● Passage shown
· · ·

When you watch a replay of the first-down play, it's clear that something went seriously wrong. Center Brian De La Puente found himself at the second level with nobody to block, so he was in the odd position of circling back to get into the play, only it was far too late. By then, Mebane had chucked Pierre Thomas to the ground for a 4-yard loss, setting up a Saints' three-and-out, and before the Saints knew what hit them, they were down 17-0 in a much-hyped NFC showdown.
While I'm no expert on offensive line play, I do know it's generally frowned upon for an interior defensive lineman to go into the backfield unblocked on a running play. So it was hardly surprising to hear Saints coach Sean Payton explain after the game that there had indeed been a mix-up on the play.
"The first play of the game was a run that went the other direction," Payton said. "Not everyone obviously got the redirect. The noise impacts certain plays. I don't know if that was the difference tonight. It can be the difference on third down. It can certainly be the difference when it comes to protection."
And if an opposing coach is willing to admit crowd noise had any impact at all, you can safely bet it was indeed a big factor. Seattle's defense is good enough to hang with anybody on any field, but it has become evident over the past couple of years that the Seahawks can take their game to a whole different level at CenturyLink Field.

· · ·

[Dataset entries]
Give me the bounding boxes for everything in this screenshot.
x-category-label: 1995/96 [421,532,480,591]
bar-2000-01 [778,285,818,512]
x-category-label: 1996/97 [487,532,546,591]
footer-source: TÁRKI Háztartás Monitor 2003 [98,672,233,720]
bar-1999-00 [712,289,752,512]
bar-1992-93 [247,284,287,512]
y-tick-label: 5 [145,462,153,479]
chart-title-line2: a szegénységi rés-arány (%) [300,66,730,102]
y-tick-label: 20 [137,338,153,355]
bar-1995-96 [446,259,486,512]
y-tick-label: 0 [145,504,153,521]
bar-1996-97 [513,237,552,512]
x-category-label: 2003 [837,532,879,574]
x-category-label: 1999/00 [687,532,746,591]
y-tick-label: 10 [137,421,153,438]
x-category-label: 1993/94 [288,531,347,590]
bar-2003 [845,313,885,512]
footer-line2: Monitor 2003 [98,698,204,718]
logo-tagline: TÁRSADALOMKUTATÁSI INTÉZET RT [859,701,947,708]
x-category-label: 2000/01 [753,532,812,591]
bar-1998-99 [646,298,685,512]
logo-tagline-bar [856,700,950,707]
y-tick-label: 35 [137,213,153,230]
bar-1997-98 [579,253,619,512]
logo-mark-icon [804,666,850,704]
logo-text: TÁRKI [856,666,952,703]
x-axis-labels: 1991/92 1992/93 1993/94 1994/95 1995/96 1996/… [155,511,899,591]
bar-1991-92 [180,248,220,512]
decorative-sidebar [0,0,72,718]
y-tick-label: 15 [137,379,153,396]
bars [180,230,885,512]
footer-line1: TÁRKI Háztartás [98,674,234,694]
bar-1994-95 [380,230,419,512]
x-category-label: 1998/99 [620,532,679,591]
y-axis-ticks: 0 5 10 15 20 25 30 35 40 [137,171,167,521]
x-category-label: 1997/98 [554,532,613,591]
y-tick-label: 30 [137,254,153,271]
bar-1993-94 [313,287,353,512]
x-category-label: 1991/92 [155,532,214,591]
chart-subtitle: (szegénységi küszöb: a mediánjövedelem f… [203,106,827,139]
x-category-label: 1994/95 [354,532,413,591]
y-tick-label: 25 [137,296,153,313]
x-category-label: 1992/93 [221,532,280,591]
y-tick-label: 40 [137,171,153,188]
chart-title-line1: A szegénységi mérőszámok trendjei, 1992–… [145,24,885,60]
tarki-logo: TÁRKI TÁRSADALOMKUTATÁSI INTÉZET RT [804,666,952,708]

· · ·

● Task objective
Quote the football passage from "When you watch" to "much-hyped NFC showdown.". The listing was drawn from a separate source.

● Solution to this problem
When you watch a replay of the first-down play, it's clear that something went seriously wrong. Center Brian De La Puente found himself at the second level with nobody to block, so he was in the odd position of circling back to get into the play, only it was far too late. By then, Mebane had chucked Pierre Thomas to the ground for a 4-yard loss, setting up a Saints' three-and-out, and before the Saints knew what hit them, they were down 17-0 in a much-hyped NFC showdown.